[Begin Data for the task]

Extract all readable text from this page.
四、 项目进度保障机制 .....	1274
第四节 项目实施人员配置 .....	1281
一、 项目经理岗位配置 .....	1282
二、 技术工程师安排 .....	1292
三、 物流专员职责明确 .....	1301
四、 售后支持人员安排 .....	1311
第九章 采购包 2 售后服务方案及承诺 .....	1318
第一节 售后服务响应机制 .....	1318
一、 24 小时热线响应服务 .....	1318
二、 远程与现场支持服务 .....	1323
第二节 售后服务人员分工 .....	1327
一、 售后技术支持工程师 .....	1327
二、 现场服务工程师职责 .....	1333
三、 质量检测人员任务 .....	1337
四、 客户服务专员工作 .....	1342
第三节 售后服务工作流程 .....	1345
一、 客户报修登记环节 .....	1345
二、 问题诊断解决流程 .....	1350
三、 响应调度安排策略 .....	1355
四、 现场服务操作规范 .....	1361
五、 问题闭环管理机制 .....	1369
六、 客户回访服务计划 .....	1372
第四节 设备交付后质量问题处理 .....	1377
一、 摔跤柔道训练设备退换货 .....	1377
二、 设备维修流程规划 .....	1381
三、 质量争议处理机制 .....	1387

[End Data for the task]

Exercise goal
Output the records above in their entirety, exactly.

Task solution
Extract all readable text from this page.
四、 项目进度保障机制 .....	1274
第四节 项目实施人员配置 .....	1281
一、 项目经理岗位配置 .....	1282
二、 技术工程师安排 .....	1292
三、 物流专员职责明确 .....	1301
四、 售后支持人员安排 .....	1311
第九章 采购包 2 售后服务方案及承诺 .....	1318
第一节 售后服务响应机制 .....	1318
一、 24 小时热线响应服务 .....	1318
二、 远程与现场支持服务 .....	1323
第二节 售后服务人员分工 .....	1327
一、 售后技术支持工程师 .....	1327
二、 现场服务工程师职责 .....	1333
三、 质量检测人员任务 .....	1337
四、 客户服务专员工作 .....	1342
第三节 售后服务工作流程 .....	1345
一、 客户报修登记环节 .....	1345
二、 问题诊断解决流程 .....	1350
三、 响应调度安排策略 .....	1355
四、 现场服务操作规范 .....	1361
五、 问题闭环管理机制 .....	1369
六、 客户回访服务计划 .....	1372
第四节 设备交付后质量问题处理 .....	1377
一、 摔跤柔道训练设备退换货 .....	1377
二、 设备维修流程规划 .....	1381
三、 质量争议处理机制 .....	1387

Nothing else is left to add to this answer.